> _INFORMATION PROVIDED_:
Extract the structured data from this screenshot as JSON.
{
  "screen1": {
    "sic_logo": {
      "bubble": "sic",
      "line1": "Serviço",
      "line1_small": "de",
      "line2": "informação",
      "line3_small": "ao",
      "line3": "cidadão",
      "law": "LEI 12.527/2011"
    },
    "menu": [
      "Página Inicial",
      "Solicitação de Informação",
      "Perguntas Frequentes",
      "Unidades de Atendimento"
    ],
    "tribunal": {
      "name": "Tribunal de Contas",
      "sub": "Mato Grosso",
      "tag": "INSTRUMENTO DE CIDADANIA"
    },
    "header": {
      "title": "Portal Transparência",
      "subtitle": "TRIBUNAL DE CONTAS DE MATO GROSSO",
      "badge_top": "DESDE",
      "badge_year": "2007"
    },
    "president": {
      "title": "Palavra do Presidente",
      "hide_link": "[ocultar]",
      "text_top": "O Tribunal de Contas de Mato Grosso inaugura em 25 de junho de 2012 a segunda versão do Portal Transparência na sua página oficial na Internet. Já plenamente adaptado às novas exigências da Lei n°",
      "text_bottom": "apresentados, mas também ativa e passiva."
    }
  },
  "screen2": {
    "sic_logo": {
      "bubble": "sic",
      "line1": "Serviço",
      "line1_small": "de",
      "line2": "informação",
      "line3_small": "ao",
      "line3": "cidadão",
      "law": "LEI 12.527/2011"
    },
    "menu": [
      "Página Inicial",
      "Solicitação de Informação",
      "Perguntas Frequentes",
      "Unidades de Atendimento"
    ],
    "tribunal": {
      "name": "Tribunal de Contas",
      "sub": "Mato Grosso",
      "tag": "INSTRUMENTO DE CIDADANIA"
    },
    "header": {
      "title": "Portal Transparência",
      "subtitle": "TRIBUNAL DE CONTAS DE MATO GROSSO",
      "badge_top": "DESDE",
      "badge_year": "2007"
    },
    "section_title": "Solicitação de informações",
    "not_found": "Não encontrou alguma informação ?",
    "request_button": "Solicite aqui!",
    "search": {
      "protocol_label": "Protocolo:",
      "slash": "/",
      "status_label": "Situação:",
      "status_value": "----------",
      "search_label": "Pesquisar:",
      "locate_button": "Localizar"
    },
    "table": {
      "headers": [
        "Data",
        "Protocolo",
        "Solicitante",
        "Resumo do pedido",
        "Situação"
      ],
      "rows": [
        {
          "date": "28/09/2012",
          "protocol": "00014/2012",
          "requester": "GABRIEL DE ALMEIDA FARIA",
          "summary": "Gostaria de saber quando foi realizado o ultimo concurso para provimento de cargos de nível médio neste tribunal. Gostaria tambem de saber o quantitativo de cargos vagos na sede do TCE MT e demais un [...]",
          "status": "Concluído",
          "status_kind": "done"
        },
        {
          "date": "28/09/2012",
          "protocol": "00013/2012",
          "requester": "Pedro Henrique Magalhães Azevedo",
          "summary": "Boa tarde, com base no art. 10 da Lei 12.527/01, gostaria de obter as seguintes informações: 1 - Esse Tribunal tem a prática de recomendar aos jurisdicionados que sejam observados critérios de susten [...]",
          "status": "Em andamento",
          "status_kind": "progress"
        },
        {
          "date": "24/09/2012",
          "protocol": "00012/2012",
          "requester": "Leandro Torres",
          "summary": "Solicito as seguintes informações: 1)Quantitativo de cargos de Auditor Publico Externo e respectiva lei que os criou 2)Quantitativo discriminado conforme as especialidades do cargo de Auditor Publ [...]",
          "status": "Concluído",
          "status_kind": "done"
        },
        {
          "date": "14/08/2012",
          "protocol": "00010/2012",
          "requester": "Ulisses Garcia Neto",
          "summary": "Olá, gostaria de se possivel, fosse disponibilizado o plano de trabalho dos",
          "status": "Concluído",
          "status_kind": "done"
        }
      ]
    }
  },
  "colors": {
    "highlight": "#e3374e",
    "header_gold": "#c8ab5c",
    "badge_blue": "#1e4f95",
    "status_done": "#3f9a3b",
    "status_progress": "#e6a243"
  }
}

> _TASK OBJECTIVE_: Could you reproduce every record above exactly as it appears?

> _PROBLEM SOLUTION_:
Extract the structured data from this screenshot as JSON.
{
  "screen1": {
    "sic_logo": {
      "bubble": "sic",
      "line1": "Serviço",
      "line1_small": "de",
      "line2": "informação",
      "line3_small": "ao",
      "line3": "cidadão",
      "law": "LEI 12.527/2011"
    },
    "menu": [
      "Página Inicial",
      "Solicitação de Informação",
      "Perguntas Frequentes",
      "Unidades de Atendimento"
    ],
    "tribunal": {
      "name": "Tribunal de Contas",
      "sub": "Mato Grosso",
      "tag": "INSTRUMENTO DE CIDADANIA"
    },
    "header": {
      "title": "Portal Transparência",
      "subtitle": "TRIBUNAL DE CONTAS DE MATO GROSSO",
      "badge_top": "DESDE",
      "badge_year": "2007"
    },
    "president": {
      "title": "Palavra do Presidente",
      "hide_link": "[ocultar]",
      "text_top": "O Tribunal de Contas de Mato Grosso inaugura em 25 de junho de 2012 a segunda versão do Portal Transparência na sua página oficial na Internet. Já plenamente adaptado às novas exigências da Lei n°",
      "text_bottom": "apresentados, mas também ativa e passiva."
    }
  },
  "screen2": {
    "sic_logo": {
      "bubble": "sic",
      "line1": "Serviço",
      "line1_small": "de",
      "line2": "informação",
      "line3_small": "ao",
      "line3": "cidadão",
      "law": "LEI 12.527/2011"
    },
    "menu": [
      "Página Inicial",
      "Solicitação de Informação",
      "Perguntas Frequentes",
      "Unidades de Atendimento"
    ],
    "tribunal": {
      "name": "Tribunal de Contas",
      "sub": "Mato Grosso",
      "tag": "INSTRUMENTO DE CIDADANIA"
    },
    "header": {
      "title": "Portal Transparência",
      "subtitle": "TRIBUNAL DE CONTAS DE MATO GROSSO",
      "badge_top": "DESDE",
      "badge_year": "2007"
    },
    "section_title": "Solicitação de informações",
    "not_found": "Não encontrou alguma informação ?",
    "request_button": "Solicite aqui!",
    "search": {
      "protocol_label": "Protocolo:",
      "slash": "/",
      "status_label": "Situação:",
      "status_value": "----------",
      "search_label": "Pesquisar:",
      "locate_button": "Localizar"
    },
    "table": {
      "headers": [
        "Data",
        "Protocolo",
        "Solicitante",
        "Resumo do pedido",
        "Situação"
      ],
      "rows": [
        {
          "date": "28/09/2012",
          "protocol": "00014/2012",
          "requester": "GABRIEL DE ALMEIDA FARIA",
          "summary": "Gostaria de saber quando foi realizado o ultimo concurso para provimento de cargos de nível médio neste tribunal. Gostaria tambem de saber o quantitativo de cargos vagos na sede do TCE MT e demais un [...]",
          "status": "Concluído",
          "status_kind": "done"
        },
        {
          "date": "28/09/2012",
          "protocol": "00013/2012",
          "requester": "Pedro Henrique Magalhães Azevedo",
          "summary": "Boa tarde, com base no art. 10 da Lei 12.527/01, gostaria de obter as seguintes informações: 1 - Esse Tribunal tem a prática de recomendar aos jurisdicionados que sejam observados critérios de susten [...]",
          "status": "Em andamento",
          "status_kind": "progress"
        },
        {
          "date": "24/09/2012",
          "protocol": "00012/2012",
          "requester": "Leandro Torres",
          "summary": "Solicito as seguintes informações: 1)Quantitativo de cargos de Auditor Publico Externo e respectiva lei que os criou 2)Quantitativo discriminado conforme as especialidades do cargo de Auditor Publ [...]",
          "status": "Concluído",
          "status_kind": "done"
        },
        {
          "date": "14/08/2012",
          "protocol": "00010/2012",
          "requester": "Ulisses Garcia Neto",
          "summary": "Olá, gostaria de se possivel, fosse disponibilizado o plano de trabalho dos",
          "status": "Concluído",
          "status_kind": "done"
        }
      ]
    }
  },
  "colors": {
    "highlight": "#e3374e",
    "header_gold": "#c8ab5c",
    "badge_blue": "#1e4f95",
    "status_done": "#3f9a3b",
    "status_progress": "#e6a243"
  }
}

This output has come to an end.